◆ **Passage**
Logistic Regression Train (LR Train)

Introduction

Logistic Regression

Logistic Regression (LR) is actually a classification problem, although it names itself as "regression". It is mainly used for the binary classification, by utilizing the Logistic Function - Sigmoid. Obviously, its value locates within (0, 1). Usually, it takes 0.5 as the threshold, below which it classifies the observed set of inputs as class "0", and vice versa. Sigmoid function is presented as a pretty S-curve.

Logistic regression (LR) is a statistical learning method widely used for classification problems, especially in binary classification scenarios. Despite the word "regression" in its name, it is essentially a classification model that makes classification decisions by modeling the probability of events. The core of logistic regression is to predict the probability of an event occurring. Using a probability threshold (usually 0.5), samples can be classified into two categories: those with probability ≥ 0.5 are classified as class "1", otherwise as class "0".

Sigmoid Function

The primary role of Sigmoid function is to map any real-valued input to a value between 0 and 1, making it ideal for modeling probabilities. It is presented as a S-shaped curve.

sigmoid

The formula of Sigmoid function is as follows: $$ \sigma(z) = \frac{1}{1 + e^{-z}} $$

Logistic Regression Classifier aims at learning a binary classification model from the features of the input training data. The model takes the linear combination of the input feature as the variable,\theta_0+\theta_1x_1+,\ldots,+\theta_nx_n= \sum_{i=1}^n \theta_ix_i,where x_0 is always 1. We can also present it as \theta^Tx. Putting it into the sigmoid function, we get a prediction model as: $$ h_\theta(x)=g(\theta^Tx)=\frac{1}{1+e^{-\theta^Tx}} $$ LR finally maps the combination variable to (0, 1) to determine the class of the input features.

[Element and region listings]
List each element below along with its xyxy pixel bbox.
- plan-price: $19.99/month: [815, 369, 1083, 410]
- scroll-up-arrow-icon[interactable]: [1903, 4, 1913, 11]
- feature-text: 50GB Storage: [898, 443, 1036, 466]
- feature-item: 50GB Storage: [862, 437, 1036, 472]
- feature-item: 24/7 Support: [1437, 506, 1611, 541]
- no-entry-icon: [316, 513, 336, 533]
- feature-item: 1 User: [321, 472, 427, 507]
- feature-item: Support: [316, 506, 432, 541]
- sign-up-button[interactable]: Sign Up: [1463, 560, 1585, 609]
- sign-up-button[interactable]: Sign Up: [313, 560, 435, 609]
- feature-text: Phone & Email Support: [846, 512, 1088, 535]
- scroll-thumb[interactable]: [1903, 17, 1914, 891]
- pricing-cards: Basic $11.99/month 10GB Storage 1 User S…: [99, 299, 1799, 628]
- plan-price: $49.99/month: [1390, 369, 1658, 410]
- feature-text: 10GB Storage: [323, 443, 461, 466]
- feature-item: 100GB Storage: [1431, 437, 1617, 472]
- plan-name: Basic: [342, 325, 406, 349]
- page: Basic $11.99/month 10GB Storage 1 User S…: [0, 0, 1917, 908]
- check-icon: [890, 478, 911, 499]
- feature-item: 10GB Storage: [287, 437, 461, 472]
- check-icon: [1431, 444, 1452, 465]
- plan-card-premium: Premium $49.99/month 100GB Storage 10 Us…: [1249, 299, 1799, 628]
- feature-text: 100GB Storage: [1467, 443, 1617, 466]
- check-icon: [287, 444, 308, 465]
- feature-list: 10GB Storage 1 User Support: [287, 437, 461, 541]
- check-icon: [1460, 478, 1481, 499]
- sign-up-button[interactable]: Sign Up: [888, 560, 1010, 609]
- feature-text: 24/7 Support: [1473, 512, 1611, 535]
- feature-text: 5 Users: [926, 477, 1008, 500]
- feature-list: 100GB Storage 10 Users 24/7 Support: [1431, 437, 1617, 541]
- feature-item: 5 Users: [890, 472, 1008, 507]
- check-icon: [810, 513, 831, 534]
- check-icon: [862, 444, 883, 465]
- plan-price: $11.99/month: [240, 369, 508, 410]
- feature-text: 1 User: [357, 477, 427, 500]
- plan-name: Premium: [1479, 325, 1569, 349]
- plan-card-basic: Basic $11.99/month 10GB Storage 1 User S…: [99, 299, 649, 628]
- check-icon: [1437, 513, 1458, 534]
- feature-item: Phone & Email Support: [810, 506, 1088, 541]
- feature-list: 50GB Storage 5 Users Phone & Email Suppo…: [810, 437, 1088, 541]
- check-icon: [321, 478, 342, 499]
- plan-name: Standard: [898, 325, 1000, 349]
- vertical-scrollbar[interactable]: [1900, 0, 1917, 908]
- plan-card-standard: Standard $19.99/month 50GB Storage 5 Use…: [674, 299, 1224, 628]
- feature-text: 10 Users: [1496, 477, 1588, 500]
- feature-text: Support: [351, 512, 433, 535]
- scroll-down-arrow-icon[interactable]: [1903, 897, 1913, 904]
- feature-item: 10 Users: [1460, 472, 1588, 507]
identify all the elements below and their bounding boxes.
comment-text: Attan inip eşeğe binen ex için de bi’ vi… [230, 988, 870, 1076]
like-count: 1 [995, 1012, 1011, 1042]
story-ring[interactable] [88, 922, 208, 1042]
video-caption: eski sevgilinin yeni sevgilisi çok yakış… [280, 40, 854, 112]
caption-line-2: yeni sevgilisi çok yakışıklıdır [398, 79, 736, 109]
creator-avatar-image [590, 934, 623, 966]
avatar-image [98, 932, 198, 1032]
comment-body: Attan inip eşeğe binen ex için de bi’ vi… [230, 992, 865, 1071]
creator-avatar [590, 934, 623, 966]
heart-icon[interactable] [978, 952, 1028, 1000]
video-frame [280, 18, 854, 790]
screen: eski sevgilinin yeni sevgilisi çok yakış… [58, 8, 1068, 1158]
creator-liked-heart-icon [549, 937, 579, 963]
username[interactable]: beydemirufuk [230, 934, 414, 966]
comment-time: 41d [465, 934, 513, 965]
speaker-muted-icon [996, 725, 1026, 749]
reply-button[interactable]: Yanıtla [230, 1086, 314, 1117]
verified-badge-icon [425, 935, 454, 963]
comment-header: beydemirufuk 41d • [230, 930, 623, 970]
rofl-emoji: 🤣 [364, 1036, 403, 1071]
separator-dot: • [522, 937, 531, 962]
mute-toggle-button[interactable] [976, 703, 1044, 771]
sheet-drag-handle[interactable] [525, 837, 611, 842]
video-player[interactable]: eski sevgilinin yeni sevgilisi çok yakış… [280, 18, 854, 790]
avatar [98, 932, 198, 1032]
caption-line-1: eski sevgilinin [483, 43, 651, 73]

◆ **List of tasks**
1. Could you output the logistic regression passage, starting at the words "The primary role" and stopping after "the input features."?
2. Could you edit the records from their first line through the line that has "- plan-price: $49.99/month: [1390, 369, 1658, 410]", changing "feature-item" to "feature-entry" and leaving everything else the same?

◆ **Per-task answers**
1.
The primary role of Sigmoid function is to map any real-valued input to a value between 0 and 1, making it ideal for modeling probabilities. It is presented as a S-shaped curve.

sigmoid

The formula of Sigmoid function is as follows: $$ \sigma(z) = \frac{1}{1 + e^{-z}} $$

Logistic Regression Classifier aims at learning a binary classification model from the features of the input training data. The model takes the linear combination of the input feature as the variable,\theta_0+\theta_1x_1+,\ldots,+\theta_nx_n= \sum_{i=1}^n \theta_ix_i,where x_0 is always 1. We can also present it as \theta^Tx. Putting it into the sigmoid function, we get a prediction model as: $$ h_\theta(x)=g(\theta^Tx)=\frac{1}{1+e^{-\theta^Tx}} $$ LR finally maps the combination variable to (0, 1) to determine the class of the input features.

2.
List each element below along with its xyxy pixel bbox.
- plan-price: $19.99/month: [815, 369, 1083, 410]
- scroll-up-arrow-icon[interactable]: [1903, 4, 1913, 11]
- feature-text: 50GB Storage: [898, 443, 1036, 466]
- feature-entry: 50GB Storage: [862, 437, 1036, 472]
- feature-entry: 24/7 Support: [1437, 506, 1611, 541]
- no-entry-icon: [316, 513, 336, 533]
- feature-entry: 1 User: [321, 472, 427, 507]
- feature-entry: Support: [316, 506, 432, 541]
- sign-up-button[interactable]: Sign Up: [1463, 560, 1585, 609]
- sign-up-button[interactable]: Sign Up: [313, 560, 435, 609]
- feature-text: Phone & Email Support: [846, 512, 1088, 535]
- scroll-thumb[interactable]: [1903, 17, 1914, 891]
- pricing-cards: Basic $11.99/month 10GB Storage 1 User S…: [99, 299, 1799, 628]
- plan-price: $49.99/month: [1390, 369, 1658, 410]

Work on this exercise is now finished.